GIVEN TASK
Every line below that mentions the word "利用余热余能发电工程" should be copied out.

LISTING
* START *
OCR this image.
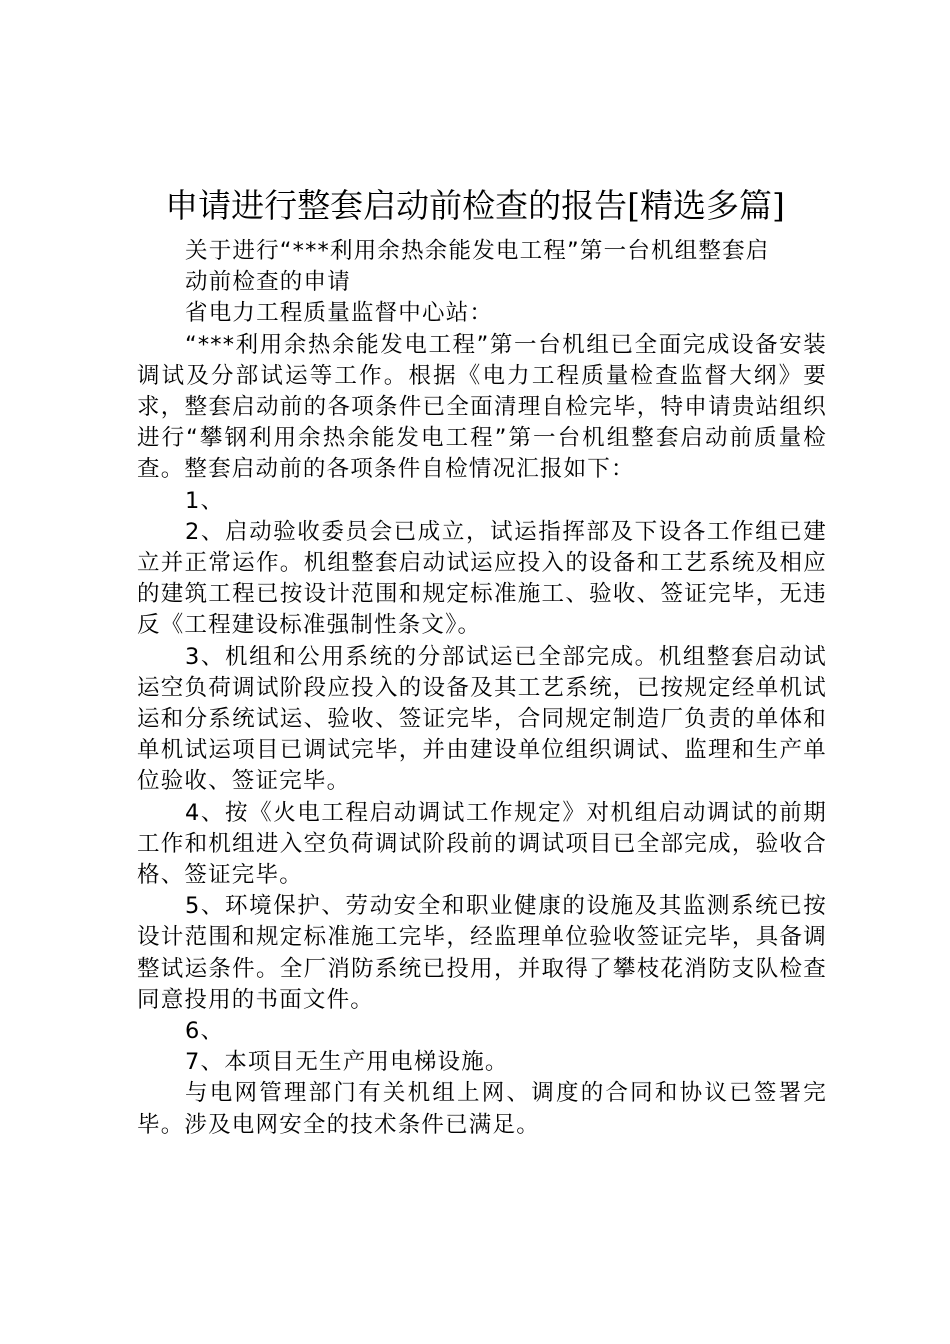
申请进行整套启动前检查的报告[精选多篇]

关于进行“***利用余热余能发电工程”第一台机组整套启

动前检查的申请

省电力工程质量监督中心站：

“***利用余热余能发电工程”第一台机组已全面完成设备安装调试及分部试运等工作。根据《电力工程质量检查监督大纲》要求，整套启动前的各项条件已全面清理自检完毕，特申请贵站组织进行“攀钢利用余热余能发电工程”第一台机组整套启动前质量检查。整套启动前的各项条件自检情况汇报如下：

1、

2、启动验收委员会已成立，试运指挥部及下设各工作组已建立并正常运作。机组整套启动试运应投入的设备和工艺系统及相应的建筑工程已按设计范围和规定标准施工、验收、签证完毕，无违反《工程建设标准强制性条文》。

3、机组和公用系统的分部试运已全部完成。机组整套启动试运空负荷调试阶段应投入的设备及其工艺系统，已按规定经单机试运和分系统试运、验收、签证完毕，合同规定制造厂负责的单体和单机试运项目已调试完毕，并由建设单位组织调试、监理和生产单位验收、签证完毕。

4、按《火电工程启动调试工作规定》对机组启动调试的前期工作和机组进入空负荷调试阶段前的调试项目已全部完成，验收合格、签证完毕。

5、环境保护、劳动安全和职业健康的设施及其监测系统已按设计范围和规定标准施工完毕，经监理单位验收签证完毕，具备调整试运条件。全厂消防系统已投用，并取得了攀枝花消防支队检查同意投用的书面文件。

6、

7、本项目无生产用电梯设施。

与电网管理部门有关机组上网、调度的合同和协议已签署完毕。涉及电网安全的技术条件已满足。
* END *
WORKED ANSWER
关于进行“***利用余热余能发电工程”第一台机组整套启
“***利用余热余能发电工程”第一台机组已全面完成设备安装调试及分部试运等工作。根据《电力工程质量检查监督大纲》要求，整套启动前的各项条件已全面清理自检完毕，特申请贵站组织进行“攀钢利用余热余能发电工程”第一台机组整套启动前质量检查。整套启动前的各项条件自检情况汇报如下：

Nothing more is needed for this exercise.